# [WRITTEN INSTRUCTION]
Images appear in the records below; leave them out and repeat everything else exactly.

# [STORED ROWS]
● ● ● ●

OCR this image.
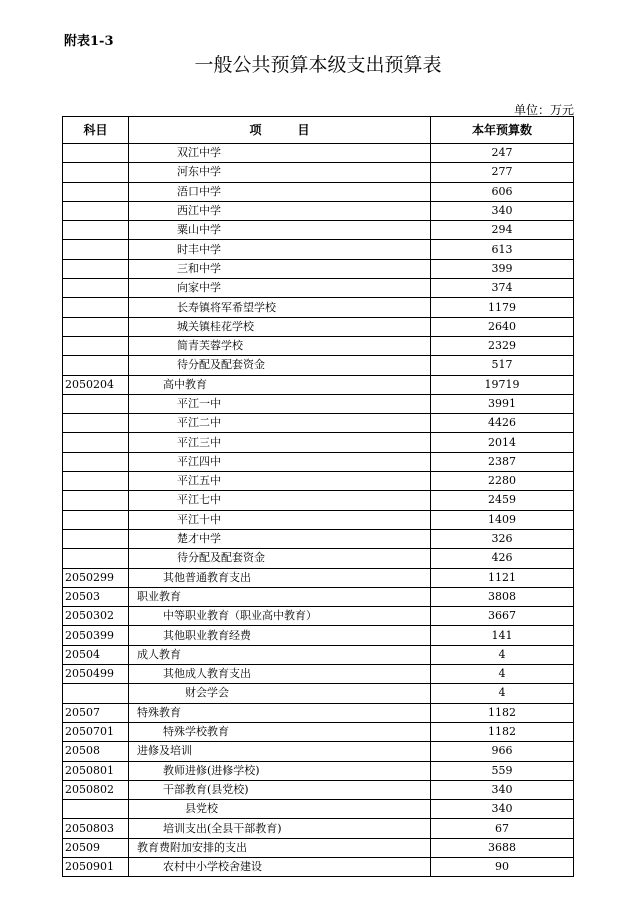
附表1-3
一般公共预算本级支出预算表
单位：万元
科目	项　　　目	本年预算数
	双江中学	247
	河东中学	277
	浯口中学	606
	西江中学	340
	粟山中学	294
	时丰中学	613
	三和中学	399
	向家中学	374
	长寿镇将军希望学校	1179
	城关镇桂花学校	2640
	简青芙蓉学校	2329
	待分配及配套资金	517
2050204	高中教育	19719
	平江一中	3991
	平江二中	4426
	平江三中	2014
	平江四中	2387
	平江五中	2280
	平江七中	2459
	平江十中	1409
	楚才中学	326
	待分配及配套资金	426
2050299	其他普通教育支出	1121
20503	职业教育	3808
2050302	中等职业教育（职业高中教育）	3667
2050399	其他职业教育经费	141
20504	成人教育	4
2050499	其他成人教育支出	4
	财会学会	4
20507	特殊教育	1182
2050701	特殊学校教育	1182
20508	进修及培训	966
2050801	教师进修(进修学校)	559
2050802	干部教育(县党校)	340
	县党校	340
2050803	培训支出(全县干部教育)	67
20509	教育费附加安排的支出	3688
2050901	农村中小学校舍建设	90
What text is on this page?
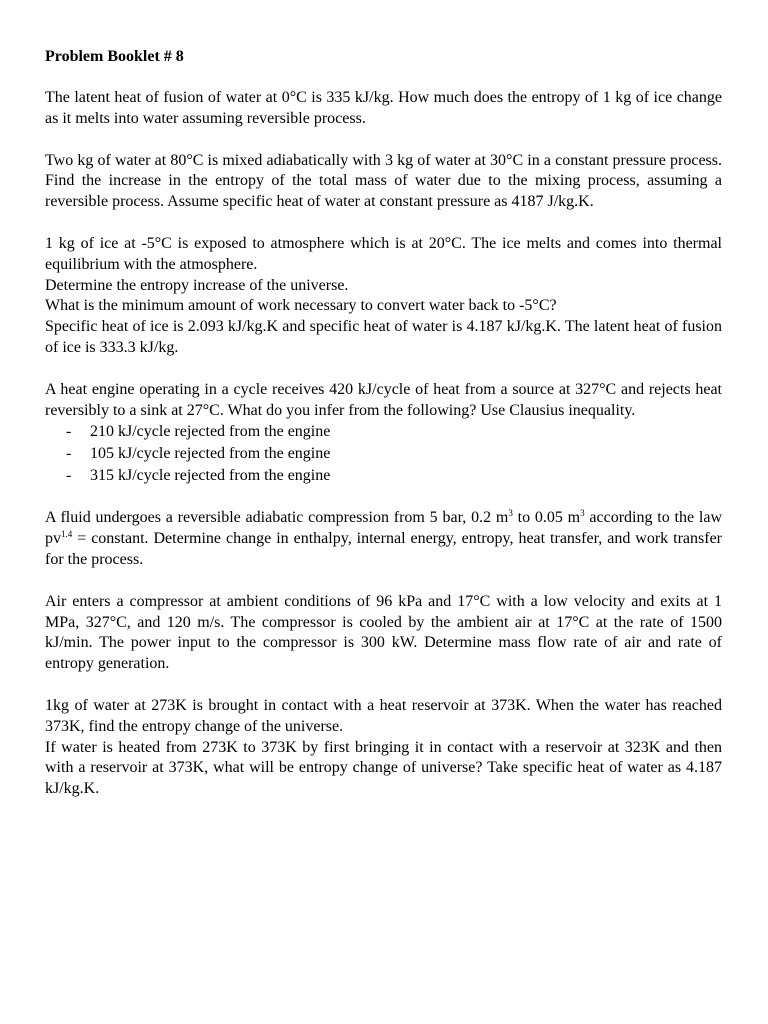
Problem Booklet # 8
The latent heat of fusion of water at 0°C is 335 kJ/kg. How much does the entropy of 1 kg of ice change as it melts into water assuming reversible process.
Two kg of water at 80°C is mixed adiabatically with 3 kg of water at 30°C in a constant pressure process. Find the increase in the entropy of the total mass of water due to the mixing process, assuming a reversible process. Assume specific heat of water at constant pressure as 4187 J/kg.K.
1 kg of ice at -5°C is exposed to atmosphere which is at 20°C. The ice melts and comes into thermal equilibrium with the atmosphere.
Determine the entropy increase of the universe.
What is the minimum amount of work necessary to convert water back to -5°C?
Specific heat of ice is 2.093 kJ/kg.K and specific heat of water is 4.187 kJ/kg.K. The latent heat of fusion of ice is 333.3 kJ/kg.
A heat engine operating in a cycle receives 420 kJ/cycle of heat from a source at 327°C and rejects heat reversibly to a sink at 27°C. What do you infer from the following? Use Clausius inequality.
- 210 kJ/cycle rejected from the engine
- 105 kJ/cycle rejected from the engine
- 315 kJ/cycle rejected from the engine
A fluid undergoes a reversible adiabatic compression from 5 bar, 0.2 $m^3$ to 0.05 $m^3$ according to the law $pv^{1.4}$ = constant. Determine change in enthalpy, internal energy, entropy, heat transfer, and work transfer for the process.
Air enters a compressor at ambient conditions of 96 kPa and 17°C with a low velocity and exits at 1 MPa, 327°C, and 120 m/s. The compressor is cooled by the ambient air at 17°C at the rate of 1500 kJ/min. The power input to the compressor is 300 kW. Determine mass flow rate of air and rate of entropy generation.
1kg of water at 273K is brought in contact with a heat reservoir at 373K. When the water has reached 373K, find the entropy change of the universe.
If water is heated from 273K to 373K by first bringing it in contact with a reservoir at 323K and then with a reservoir at 373K, what will be entropy change of universe? Take specific heat of water as 4.187 kJ/kg.K.
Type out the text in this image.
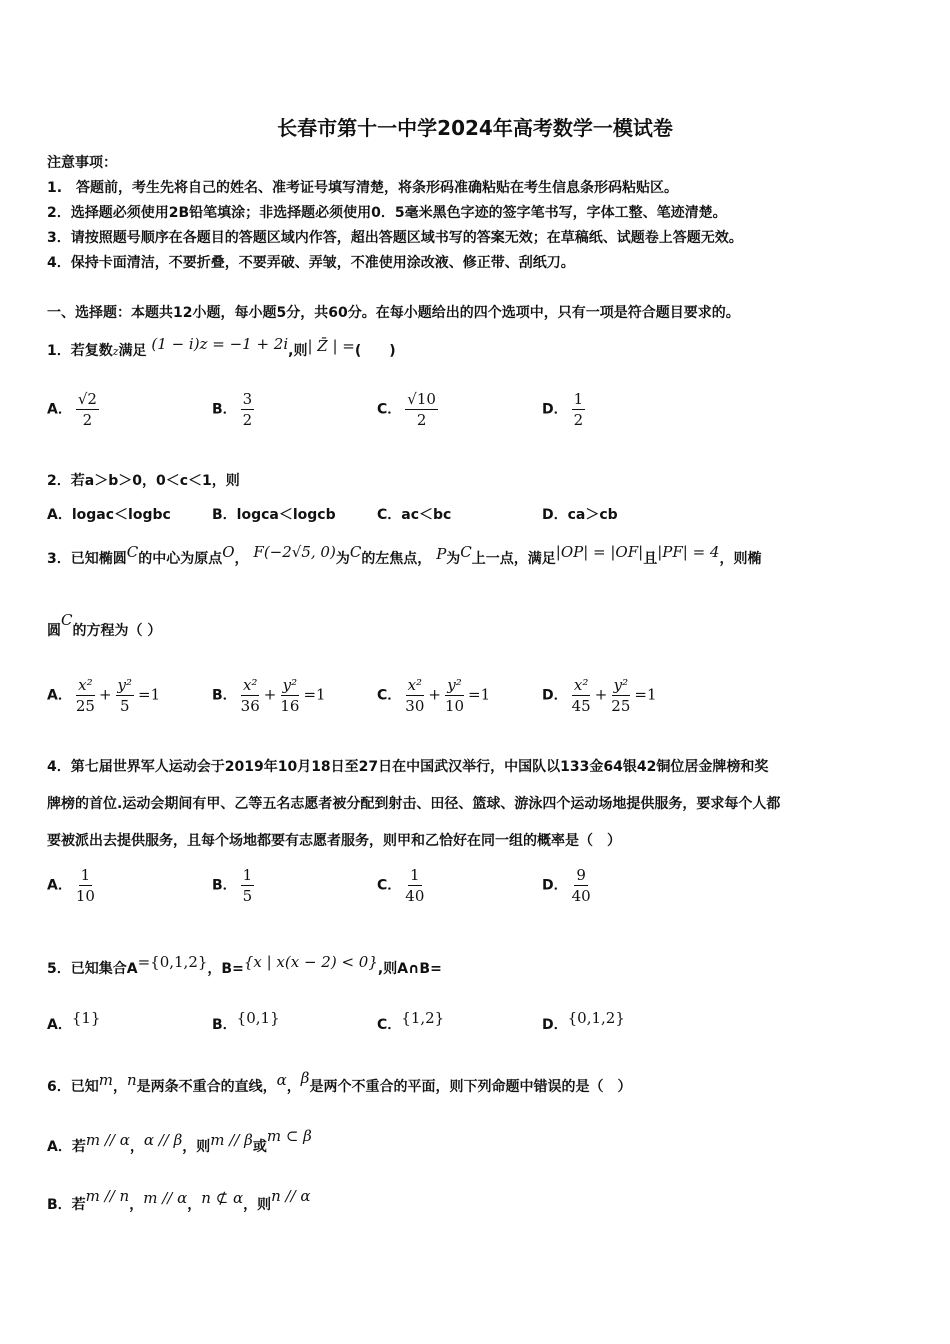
长春市第十一中学2024年高考数学一模试卷
注意事项：
1.　答题前，考生先将自己的姓名、准考证号填写清楚，将条形码准确粘贴在考生信息条形码粘贴区。
2．选择题必须使用2B铅笔填涂；非选择题必须使用0．5毫米黑色字迹的签字笔书写，字体工整、笔迹清楚。
3．请按照题号顺序在各题目的答题区域内作答，超出答题区域书写的答案无效；在草稿纸、试题卷上答题无效。
4．保持卡面清洁，不要折叠，不要弄破、弄皱，不准使用涂改液、修正带、刮纸刀。
一、选择题：本题共12小题，每小题5分，共60分。在每小题给出的四个选项中，只有一项是符合题目要求的。
1．若复数z满足 (1 − i)z = −1 + 2i,则| Z̄ | =(　　)
A． $\frac{√2}{2}$	B． $\frac{3}{2}$	C． $\frac{√10}{2}$	D． $\frac{1}{2}$
2．若a＞b＞0，0＜c＜1，则
A．logac＜logbc	B．logca＜logcb	C．ac＜bc	D．ca＞cb
3．已知椭圆C的中心为原点O， F(−2√5, 0)为C的左焦点， P为C上一点，满足|OP| = |OF|且|PF| = 4，则椭
圆C的方程为（ ）
A． $\frac{\text{x²}}{25} + \frac{\text{y²}}{5} =1$	B． $\frac{\text{x²}}{36} + \frac{\text{y²}}{16} =1$	C． $\frac{\text{x²}}{30} + \frac{\text{y²}}{10} =1$	D． $\frac{\text{x²}}{45} + \frac{\text{y²}}{25} =1$
4．第七届世界军人运动会于2019年10月18日至27日在中国武汉举行，中国队以133金64银42铜位居金牌榜和奖
牌榜的首位.运动会期间有甲、乙等五名志愿者被分配到射击、田径、篮球、游泳四个运动场地提供服务，要求每个人都
要被派出去提供服务，且每个场地都要有志愿者服务，则甲和乙恰好在同一组的概率是（　）
A． $\frac{1}{10}$	B． $\frac{1}{5}$	C． $\frac{1}{40}$	D． $\frac{9}{40}$
5．已知集合A={0,1,2}，B={x | x(x − 2) < 0},则A∩B=
A．{1}	B．{0,1}	C．{1,2}	D．{0,1,2}
6．已知m，n是两条不重合的直线，α，β是两个不重合的平面，则下列命题中错误的是（　）
A．若m // α，α // β，则m // β或m ⊂ β
B．若m // n，m // α，n ⊄ α，则n // α
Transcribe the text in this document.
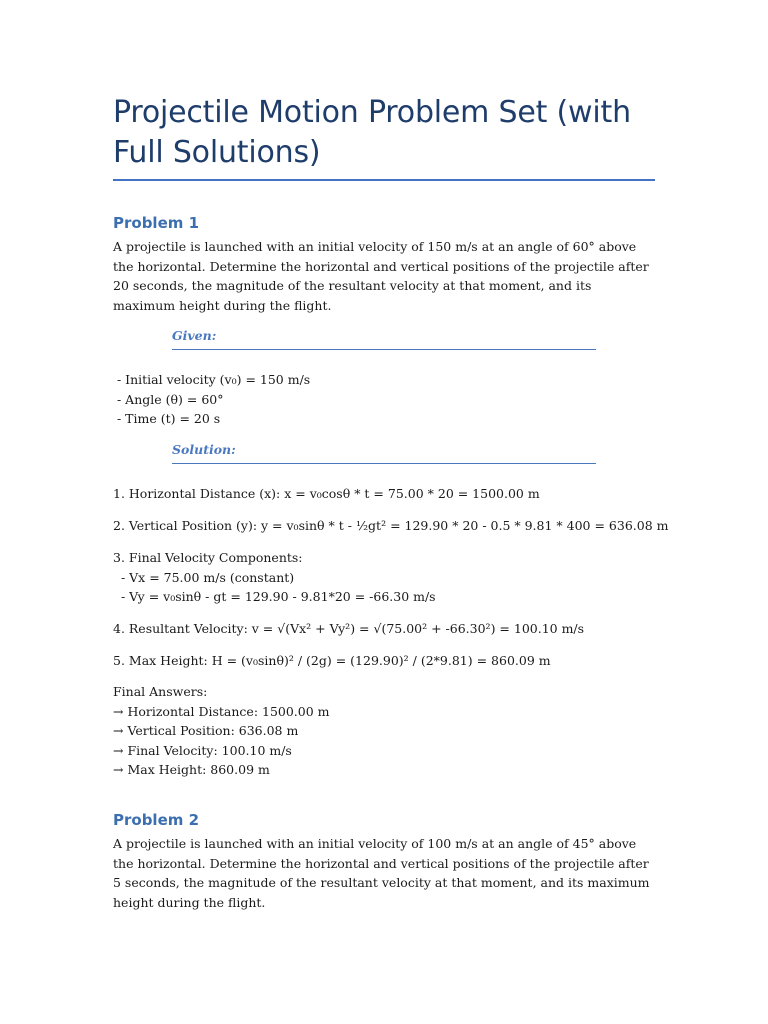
Projectile Motion Problem Set (with Full Solutions)
Problem 1
A projectile is launched with an initial velocity of 150 m/s at an angle of 60° above the horizontal. Determine the horizontal and vertical positions of the projectile after 20 seconds, the magnitude of the resultant velocity at that moment, and its maximum height during the flight.
Given:
- Initial velocity (v₀) = 150 m/s
- Angle (θ) = 60°
- Time (t) = 20 s
Solution:
1. Horizontal Distance (x): x = v₀cosθ * t = 75.00 * 20 = 1500.00 m
2. Vertical Position (y): y = v₀sinθ * t - ½gt² = 129.90 * 20 - 0.5 * 9.81 * 400 = 636.08 m
3. Final Velocity Components:
- Vx = 75.00 m/s (constant)
- Vy = v₀sinθ - gt = 129.90 - 9.81*20 = -66.30 m/s
4. Resultant Velocity: v = √(Vx² + Vy²) = √(75.00² + -66.30²) = 100.10 m/s
5. Max Height: H = (v₀sinθ)² / (2g) = (129.90)² / (2*9.81) = 860.09 m
Final Answers:
→ Horizontal Distance: 1500.00 m
→ Vertical Position: 636.08 m
→ Final Velocity: 100.10 m/s
→ Max Height: 860.09 m
Problem 2
A projectile is launched with an initial velocity of 100 m/s at an angle of 45° above the horizontal. Determine the horizontal and vertical positions of the projectile after 5 seconds, the magnitude of the resultant velocity at that moment, and its maximum height during the flight.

● ● ● ●

# [FINISHED EXERCISE]
OCR this image.
附表1-3
一般公共预算本级支出预算表
单位：万元
科目	项　　　目	本年预算数
	双江中学	247
	河东中学	277
	浯口中学	606
	西江中学	340
	粟山中学	294
	时丰中学	613
	三和中学	399
	向家中学	374
	长寿镇将军希望学校	1179
	城关镇桂花学校	2640
	简青芙蓉学校	2329
	待分配及配套资金	517
2050204	高中教育	19719
	平江一中	3991
	平江二中	4426
	平江三中	2014
	平江四中	2387
	平江五中	2280
	平江七中	2459
	平江十中	1409
	楚才中学	326
	待分配及配套资金	426
2050299	其他普通教育支出	1121
20503	职业教育	3808
2050302	中等职业教育（职业高中教育）	3667
2050399	其他职业教育经费	141
20504	成人教育	4
2050499	其他成人教育支出	4
	财会学会	4
20507	特殊教育	1182
2050701	特殊学校教育	1182
20508	进修及培训	966
2050801	教师进修(进修学校)	559
2050802	干部教育(县党校)	340
	县党校	340
2050803	培训支出(全县干部教育)	67
20509	教育费附加安排的支出	3688
2050901	农村中小学校舍建设	90
What text is on this page?
Problem Booklet # 8
The latent heat of fusion of water at 0°C is 335 kJ/kg. How much does the entropy of 1 kg of ice change as it melts into water assuming reversible process.
Two kg of water at 80°C is mixed adiabatically with 3 kg of water at 30°C in a constant pressure process. Find the increase in the entropy of the total mass of water due to the mixing process, assuming a reversible process. Assume specific heat of water at constant pressure as 4187 J/kg.K.
1 kg of ice at -5°C is exposed to atmosphere which is at 20°C. The ice melts and comes into thermal equilibrium with the atmosphere.
Determine the entropy increase of the universe.
What is the minimum amount of work necessary to convert water back to -5°C?
Specific heat of ice is 2.093 kJ/kg.K and specific heat of water is 4.187 kJ/kg.K. The latent heat of fusion of ice is 333.3 kJ/kg.
A heat engine operating in a cycle receives 420 kJ/cycle of heat from a source at 327°C and rejects heat reversibly to a sink at 27°C. What do you infer from the following? Use Clausius inequality.
- 210 kJ/cycle rejected from the engine
- 105 kJ/cycle rejected from the engine
- 315 kJ/cycle rejected from the engine
A fluid undergoes a reversible adiabatic compression from 5 bar, 0.2 $m^3$ to 0.05 $m^3$ according to the law $pv^{1.4}$ = constant. Determine change in enthalpy, internal energy, entropy, heat transfer, and work transfer for the process.
Air enters a compressor at ambient conditions of 96 kPa and 17°C with a low velocity and exits at 1 MPa, 327°C, and 120 m/s. The compressor is cooled by the ambient air at 17°C at the rate of 1500 kJ/min. The power input to the compressor is 300 kW. Determine mass flow rate of air and rate of entropy generation.
1kg of water at 273K is brought in contact with a heat reservoir at 373K. When the water has reached 373K, find the entropy change of the universe.
If water is heated from 273K to 373K by first bringing it in contact with a reservoir at 323K and then with a reservoir at 373K, what will be entropy change of universe? Take specific heat of water as 4.187 kJ/kg.K.
Type out the text in this image.
长春市第十一中学2024年高考数学一模试卷
注意事项：
1.　答题前，考生先将自己的姓名、准考证号填写清楚，将条形码准确粘贴在考生信息条形码粘贴区。
2．选择题必须使用2B铅笔填涂；非选择题必须使用0．5毫米黑色字迹的签字笔书写，字体工整、笔迹清楚。
3．请按照题号顺序在各题目的答题区域内作答，超出答题区域书写的答案无效；在草稿纸、试题卷上答题无效。
4．保持卡面清洁，不要折叠，不要弄破、弄皱，不准使用涂改液、修正带、刮纸刀。
一、选择题：本题共12小题，每小题5分，共60分。在每小题给出的四个选项中，只有一项是符合题目要求的。
1．若复数z满足 (1 − i)z = −1 + 2i,则| Z̄ | =(　　)
A． $\frac{√2}{2}$	B． $\frac{3}{2}$	C． $\frac{√10}{2}$	D． $\frac{1}{2}$
2．若a＞b＞0，0＜c＜1，则
A．logac＜logbc	B．logca＜logcb	C．ac＜bc	D．ca＞cb
3．已知椭圆C的中心为原点O， F(−2√5, 0)为C的左焦点， P为C上一点，满足|OP| = |OF|且|PF| = 4，则椭
圆C的方程为（ ）
A． $\frac{\text{x²}}{25} + \frac{\text{y²}}{5} =1$	B． $\frac{\text{x²}}{36} + \frac{\text{y²}}{16} =1$	C． $\frac{\text{x²}}{30} + \frac{\text{y²}}{10} =1$	D． $\frac{\text{x²}}{45} + \frac{\text{y²}}{25} =1$
4．第七届世界军人运动会于2019年10月18日至27日在中国武汉举行，中国队以133金64银42铜位居金牌榜和奖
牌榜的首位.运动会期间有甲、乙等五名志愿者被分配到射击、田径、篮球、游泳四个运动场地提供服务，要求每个人都
要被派出去提供服务，且每个场地都要有志愿者服务，则甲和乙恰好在同一组的概率是（　）
A． $\frac{1}{10}$	B． $\frac{1}{5}$	C． $\frac{1}{40}$	D． $\frac{9}{40}$
5．已知集合A={0,1,2}，B={x | x(x − 2) < 0},则A∩B=
A．{1}	B．{0,1}	C．{1,2}	D．{0,1,2}
6．已知m，n是两条不重合的直线，α，β是两个不重合的平面，则下列命题中错误的是（　）
A．若m // α，α // β，则m // β或m ⊂ β
B．若m // n，m // α，n ⊄ α，则n // α
Transcribe the text in this document.
Projectile Motion Problem Set (with Full Solutions)
Problem 1
A projectile is launched with an initial velocity of 150 m/s at an angle of 60° above the horizontal. Determine the horizontal and vertical positions of the projectile after 20 seconds, the magnitude of the resultant velocity at that moment, and its maximum height during the flight.
Given:
- Initial velocity (v₀) = 150 m/s
- Angle (θ) = 60°
- Time (t) = 20 s
Solution:
1. Horizontal Distance (x): x = v₀cosθ * t = 75.00 * 20 = 1500.00 m
2. Vertical Position (y): y = v₀sinθ * t - ½gt² = 129.90 * 20 - 0.5 * 9.81 * 400 = 636.08 m
3. Final Velocity Components:
- Vx = 75.00 m/s (constant)
- Vy = v₀sinθ - gt = 129.90 - 9.81*20 = -66.30 m/s
4. Resultant Velocity: v = √(Vx² + Vy²) = √(75.00² + -66.30²) = 100.10 m/s
5. Max Height: H = (v₀sinθ)² / (2g) = (129.90)² / (2*9.81) = 860.09 m
Final Answers:
→ Horizontal Distance: 1500.00 m
→ Vertical Position: 636.08 m
→ Final Velocity: 100.10 m/s
→ Max Height: 860.09 m
Problem 2
A projectile is launched with an initial velocity of 100 m/s at an angle of 45° above the horizontal. Determine the horizontal and vertical positions of the projectile after 5 seconds, the magnitude of the resultant velocity at that moment, and its maximum height during the flight.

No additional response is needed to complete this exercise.